PROBLEM DESCRIPTION
The records below must be duplicated exactly, character for character.

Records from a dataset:

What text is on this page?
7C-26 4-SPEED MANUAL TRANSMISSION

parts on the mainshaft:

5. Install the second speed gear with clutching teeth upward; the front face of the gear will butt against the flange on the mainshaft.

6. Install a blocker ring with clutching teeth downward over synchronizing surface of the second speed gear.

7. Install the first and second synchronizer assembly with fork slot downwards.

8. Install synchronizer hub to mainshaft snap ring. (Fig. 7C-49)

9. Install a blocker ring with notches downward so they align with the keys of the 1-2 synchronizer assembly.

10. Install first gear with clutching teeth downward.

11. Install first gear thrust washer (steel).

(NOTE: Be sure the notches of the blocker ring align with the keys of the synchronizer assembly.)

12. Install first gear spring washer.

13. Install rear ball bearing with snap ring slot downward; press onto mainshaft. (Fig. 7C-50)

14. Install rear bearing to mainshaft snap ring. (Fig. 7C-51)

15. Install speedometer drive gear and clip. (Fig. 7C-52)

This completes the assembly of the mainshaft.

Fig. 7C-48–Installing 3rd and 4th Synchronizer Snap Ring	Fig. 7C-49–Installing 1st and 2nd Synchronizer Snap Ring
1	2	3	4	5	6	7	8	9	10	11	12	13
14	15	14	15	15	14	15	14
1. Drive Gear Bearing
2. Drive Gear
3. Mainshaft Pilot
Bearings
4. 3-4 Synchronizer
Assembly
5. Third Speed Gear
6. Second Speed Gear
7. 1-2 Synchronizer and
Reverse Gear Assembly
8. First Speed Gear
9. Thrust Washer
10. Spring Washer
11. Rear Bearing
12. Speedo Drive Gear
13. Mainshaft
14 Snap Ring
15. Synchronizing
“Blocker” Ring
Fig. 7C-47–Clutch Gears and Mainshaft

EXPECTED ANSWER
What text is on this page?
7C-26 4-SPEED MANUAL TRANSMISSION

parts on the mainshaft:

5. Install the second speed gear with clutching teeth upward; the front face of the gear will butt against the flange on the mainshaft.

6. Install a blocker ring with clutching teeth downward over synchronizing surface of the second speed gear.

7. Install the first and second synchronizer assembly with fork slot downwards.

8. Install synchronizer hub to mainshaft snap ring. (Fig. 7C-49)

9. Install a blocker ring with notches downward so they align with the keys of the 1-2 synchronizer assembly.

10. Install first gear with clutching teeth downward.

11. Install first gear thrust washer (steel).

(NOTE: Be sure the notches of the blocker ring align with the keys of the synchronizer assembly.)

12. Install first gear spring washer.

13. Install rear ball bearing with snap ring slot downward; press onto mainshaft. (Fig. 7C-50)

14. Install rear bearing to mainshaft snap ring. (Fig. 7C-51)

15. Install speedometer drive gear and clip. (Fig. 7C-52)

This completes the assembly of the mainshaft.

Fig. 7C-48–Installing 3rd and 4th Synchronizer Snap Ring	Fig. 7C-49–Installing 1st and 2nd Synchronizer Snap Ring
1	2	3	4	5	6	7	8	9	10	11	12	13
14	15	14	15	15	14	15	14
1. Drive Gear Bearing
2. Drive Gear
3. Mainshaft Pilot
Bearings
4. 3-4 Synchronizer
Assembly
5. Third Speed Gear
6. Second Speed Gear
7. 1-2 Synchronizer and
Reverse Gear Assembly
8. First Speed Gear
9. Thrust Washer
10. Spring Washer
11. Rear Bearing
12. Speedo Drive Gear
13. Mainshaft
14 Snap Ring
15. Synchronizing
“Blocker” Ring
Fig. 7C-47–Clutch Gears and Mainshaft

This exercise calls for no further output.